Records supplied ->

○ ○ ○ ○

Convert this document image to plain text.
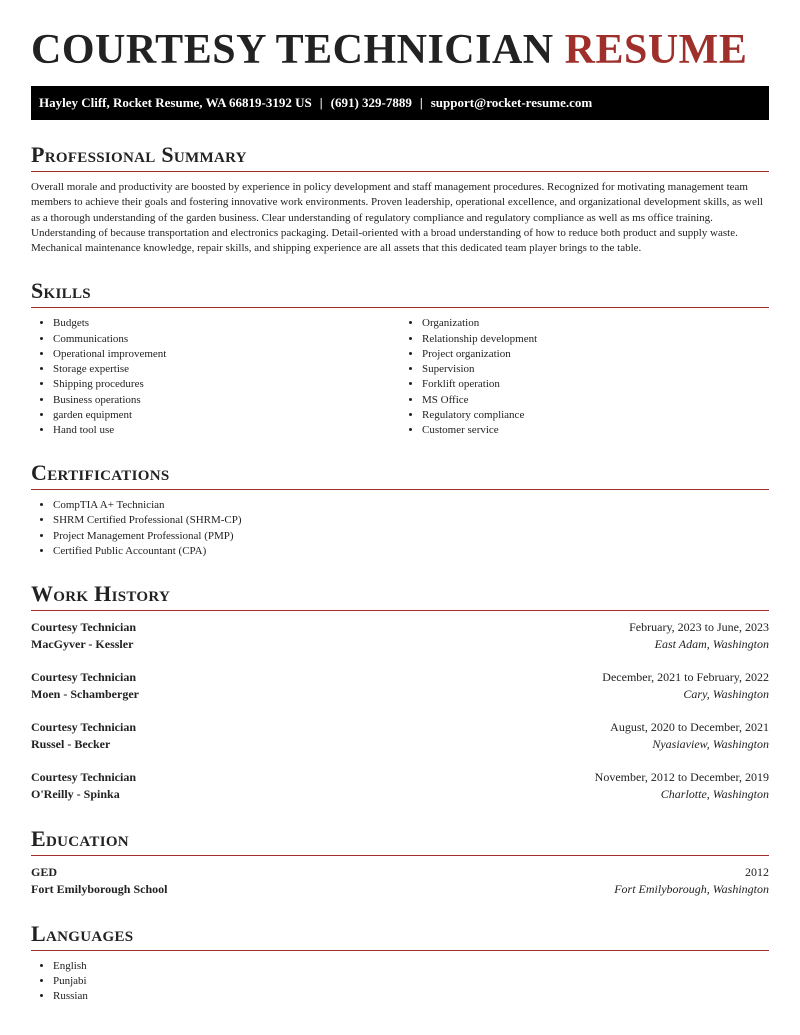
COURTESY TECHNICIAN RESUME
Hayley Cliff, Rocket Resume, WA 66819-3192 US | (691) 329-7889 | support@rocket-resume.com
Professional Summary

Overall morale and productivity are boosted by experience in policy development and staff management procedures. Recognized for motivating management team members to achieve their goals and fostering innovative work environments. Proven leadership, operational excellence, and organizational development skills, as well as a thorough understanding of the garden business. Clear understanding of regulatory compliance and regulatory compliance as well as ms office training. Understanding of because transportation and electronics packaging. Detail-oriented with a broad understanding of how to reduce both product and supply waste. Mechanical maintenance knowledge, repair skills, and shipping experience are all assets that this dedicated team player brings to the table.

Skills
• Budgets
• Communications
• Operational improvement
• Storage expertise
• Shipping procedures
• Business operations
• garden equipment
• Hand tool use
• Organization
• Relationship development
• Project organization
• Supervision
• Forklift operation
• MS Office
• Regulatory compliance
• Customer service
Certifications
• CompTIA A+ Technician
• SHRM Certified Professional (SHRM-CP)
• Project Management Professional (PMP)
• Certified Public Accountant (CPA)
Work History
Courtesy Technician	February, 2023 to June, 2023
MacGyver - Kessler	East Adam, Washington
Courtesy Technician	December, 2021 to February, 2022
Moen - Schamberger	Cary, Washington
Courtesy Technician	August, 2020 to December, 2021
Russel - Becker	Nyasiaview, Washington
Courtesy Technician	November, 2012 to December, 2019
O'Reilly - Spinka	Charlotte, Washington
Education
GED	2012
Fort Emilyborough School	Fort Emilyborough, Washington
Languages
• English
• Punjabi
• Russian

○ ○ ○ ○

What is being asked ->
Filter the entries and copy out every line with the word "December".

Output for this exercise ->
Courtesy Technician	December, 2021 to February, 2022
Courtesy Technician	August, 2020 to December, 2021
Courtesy Technician	November, 2012 to December, 2019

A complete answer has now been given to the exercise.